**YOUR TASK:**
Check every line below for the word "content" and copy each one that has it.

**EXERCISE DATA:**
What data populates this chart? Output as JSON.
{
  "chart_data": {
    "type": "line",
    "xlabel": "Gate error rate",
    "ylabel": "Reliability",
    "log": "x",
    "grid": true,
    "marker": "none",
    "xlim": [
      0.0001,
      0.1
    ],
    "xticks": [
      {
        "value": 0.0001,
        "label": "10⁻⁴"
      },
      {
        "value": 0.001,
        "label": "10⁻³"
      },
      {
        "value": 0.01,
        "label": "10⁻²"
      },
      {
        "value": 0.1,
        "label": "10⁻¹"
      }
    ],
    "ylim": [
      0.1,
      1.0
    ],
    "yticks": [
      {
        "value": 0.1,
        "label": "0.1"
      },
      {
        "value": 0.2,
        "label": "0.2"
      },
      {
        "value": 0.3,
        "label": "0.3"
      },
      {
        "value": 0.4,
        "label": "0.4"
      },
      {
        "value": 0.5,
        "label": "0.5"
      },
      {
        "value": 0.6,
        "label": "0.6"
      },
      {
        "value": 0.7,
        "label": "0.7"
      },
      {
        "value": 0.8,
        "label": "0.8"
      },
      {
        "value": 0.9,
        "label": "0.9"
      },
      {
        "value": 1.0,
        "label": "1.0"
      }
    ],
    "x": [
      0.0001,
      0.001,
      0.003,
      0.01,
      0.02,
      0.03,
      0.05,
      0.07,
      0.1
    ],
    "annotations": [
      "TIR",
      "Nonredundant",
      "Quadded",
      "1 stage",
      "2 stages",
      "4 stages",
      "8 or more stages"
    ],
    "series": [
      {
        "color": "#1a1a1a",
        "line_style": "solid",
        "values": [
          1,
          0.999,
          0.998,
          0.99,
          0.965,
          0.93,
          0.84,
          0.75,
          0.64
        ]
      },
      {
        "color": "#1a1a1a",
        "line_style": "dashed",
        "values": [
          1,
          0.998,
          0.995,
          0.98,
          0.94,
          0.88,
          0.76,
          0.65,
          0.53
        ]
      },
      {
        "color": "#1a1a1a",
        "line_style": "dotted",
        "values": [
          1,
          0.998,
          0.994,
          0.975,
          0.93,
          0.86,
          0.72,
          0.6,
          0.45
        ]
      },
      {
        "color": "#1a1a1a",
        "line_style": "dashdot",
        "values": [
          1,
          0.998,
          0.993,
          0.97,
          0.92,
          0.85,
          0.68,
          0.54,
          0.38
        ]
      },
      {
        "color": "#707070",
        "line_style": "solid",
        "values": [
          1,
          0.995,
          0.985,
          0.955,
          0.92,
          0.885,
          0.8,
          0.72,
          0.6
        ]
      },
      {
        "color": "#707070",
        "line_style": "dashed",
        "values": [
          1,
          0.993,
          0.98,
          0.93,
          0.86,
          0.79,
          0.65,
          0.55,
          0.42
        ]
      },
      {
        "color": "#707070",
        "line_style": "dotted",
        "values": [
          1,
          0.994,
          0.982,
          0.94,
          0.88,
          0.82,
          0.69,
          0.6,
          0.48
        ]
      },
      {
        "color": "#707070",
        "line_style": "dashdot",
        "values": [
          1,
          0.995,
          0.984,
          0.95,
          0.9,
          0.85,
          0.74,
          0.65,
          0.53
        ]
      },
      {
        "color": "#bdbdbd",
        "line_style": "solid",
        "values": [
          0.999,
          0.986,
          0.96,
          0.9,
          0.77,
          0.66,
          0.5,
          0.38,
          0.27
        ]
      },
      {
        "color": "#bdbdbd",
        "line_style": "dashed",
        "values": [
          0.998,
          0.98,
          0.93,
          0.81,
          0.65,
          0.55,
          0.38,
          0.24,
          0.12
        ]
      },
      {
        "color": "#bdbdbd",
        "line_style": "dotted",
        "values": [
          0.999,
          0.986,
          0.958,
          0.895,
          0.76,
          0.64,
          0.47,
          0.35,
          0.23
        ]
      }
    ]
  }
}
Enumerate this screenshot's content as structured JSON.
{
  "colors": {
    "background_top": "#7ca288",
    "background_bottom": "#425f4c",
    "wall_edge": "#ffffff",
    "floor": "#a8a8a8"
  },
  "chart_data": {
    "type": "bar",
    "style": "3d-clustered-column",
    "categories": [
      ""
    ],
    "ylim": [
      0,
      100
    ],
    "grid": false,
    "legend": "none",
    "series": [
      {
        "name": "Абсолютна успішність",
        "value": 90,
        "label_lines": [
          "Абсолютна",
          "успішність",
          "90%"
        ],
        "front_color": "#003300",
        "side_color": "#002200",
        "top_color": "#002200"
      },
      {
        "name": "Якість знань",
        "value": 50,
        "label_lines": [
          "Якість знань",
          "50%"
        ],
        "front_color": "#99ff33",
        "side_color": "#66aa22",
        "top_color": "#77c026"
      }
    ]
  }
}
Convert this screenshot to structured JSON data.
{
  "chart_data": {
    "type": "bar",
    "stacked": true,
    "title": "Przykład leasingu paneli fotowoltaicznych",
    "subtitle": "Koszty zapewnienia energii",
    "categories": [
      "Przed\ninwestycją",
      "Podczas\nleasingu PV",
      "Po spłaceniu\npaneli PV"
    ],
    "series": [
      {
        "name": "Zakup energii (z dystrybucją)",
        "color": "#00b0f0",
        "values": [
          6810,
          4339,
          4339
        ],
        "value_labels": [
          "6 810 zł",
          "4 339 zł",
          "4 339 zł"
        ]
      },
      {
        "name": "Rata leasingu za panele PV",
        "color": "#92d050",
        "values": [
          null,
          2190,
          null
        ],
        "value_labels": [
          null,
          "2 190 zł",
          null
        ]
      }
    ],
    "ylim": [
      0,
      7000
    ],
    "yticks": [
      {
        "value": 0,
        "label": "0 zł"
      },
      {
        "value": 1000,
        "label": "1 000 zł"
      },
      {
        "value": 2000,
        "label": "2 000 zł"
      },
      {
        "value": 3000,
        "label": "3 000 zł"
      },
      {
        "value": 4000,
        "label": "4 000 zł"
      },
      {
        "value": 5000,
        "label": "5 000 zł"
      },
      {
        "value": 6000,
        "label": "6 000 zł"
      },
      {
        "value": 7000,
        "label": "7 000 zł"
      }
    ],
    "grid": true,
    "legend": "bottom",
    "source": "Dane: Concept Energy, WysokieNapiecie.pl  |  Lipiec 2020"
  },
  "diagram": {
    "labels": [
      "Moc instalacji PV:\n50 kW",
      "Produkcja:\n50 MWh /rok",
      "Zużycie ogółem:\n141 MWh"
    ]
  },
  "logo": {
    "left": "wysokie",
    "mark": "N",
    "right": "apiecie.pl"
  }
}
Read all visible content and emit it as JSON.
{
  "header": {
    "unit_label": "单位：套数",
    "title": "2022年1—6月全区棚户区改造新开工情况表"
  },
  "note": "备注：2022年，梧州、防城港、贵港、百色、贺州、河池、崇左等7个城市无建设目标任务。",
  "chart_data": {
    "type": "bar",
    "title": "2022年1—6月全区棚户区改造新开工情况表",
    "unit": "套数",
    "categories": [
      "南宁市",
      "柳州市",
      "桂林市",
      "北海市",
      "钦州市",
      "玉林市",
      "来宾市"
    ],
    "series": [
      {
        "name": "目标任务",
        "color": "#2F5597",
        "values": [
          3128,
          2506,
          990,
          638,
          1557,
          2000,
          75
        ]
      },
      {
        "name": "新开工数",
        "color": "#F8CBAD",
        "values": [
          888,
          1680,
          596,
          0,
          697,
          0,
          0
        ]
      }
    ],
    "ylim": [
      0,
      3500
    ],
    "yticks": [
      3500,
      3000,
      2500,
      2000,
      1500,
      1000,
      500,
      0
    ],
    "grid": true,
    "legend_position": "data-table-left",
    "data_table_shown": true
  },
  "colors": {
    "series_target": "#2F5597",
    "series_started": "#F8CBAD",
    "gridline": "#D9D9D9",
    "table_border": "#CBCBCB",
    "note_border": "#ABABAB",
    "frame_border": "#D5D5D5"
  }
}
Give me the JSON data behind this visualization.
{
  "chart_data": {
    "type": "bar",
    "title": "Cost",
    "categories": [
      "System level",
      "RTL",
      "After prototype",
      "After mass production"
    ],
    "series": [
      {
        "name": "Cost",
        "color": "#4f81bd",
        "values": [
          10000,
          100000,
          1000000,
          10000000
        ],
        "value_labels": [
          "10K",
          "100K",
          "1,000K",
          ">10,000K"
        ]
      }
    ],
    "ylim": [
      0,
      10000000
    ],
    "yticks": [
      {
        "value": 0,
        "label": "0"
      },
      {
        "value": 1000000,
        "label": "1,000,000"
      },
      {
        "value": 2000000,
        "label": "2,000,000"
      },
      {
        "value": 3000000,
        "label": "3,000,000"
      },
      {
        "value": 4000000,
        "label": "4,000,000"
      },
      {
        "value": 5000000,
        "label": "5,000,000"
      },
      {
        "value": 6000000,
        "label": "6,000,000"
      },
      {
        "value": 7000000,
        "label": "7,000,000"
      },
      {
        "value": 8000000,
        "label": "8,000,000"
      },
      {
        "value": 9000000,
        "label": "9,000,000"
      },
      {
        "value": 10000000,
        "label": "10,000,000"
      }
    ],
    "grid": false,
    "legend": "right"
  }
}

**RESULT FOR THIS EXERCISE:**
Enumerate this screenshot's content as structured JSON.
Read all visible content and emit it as JSON.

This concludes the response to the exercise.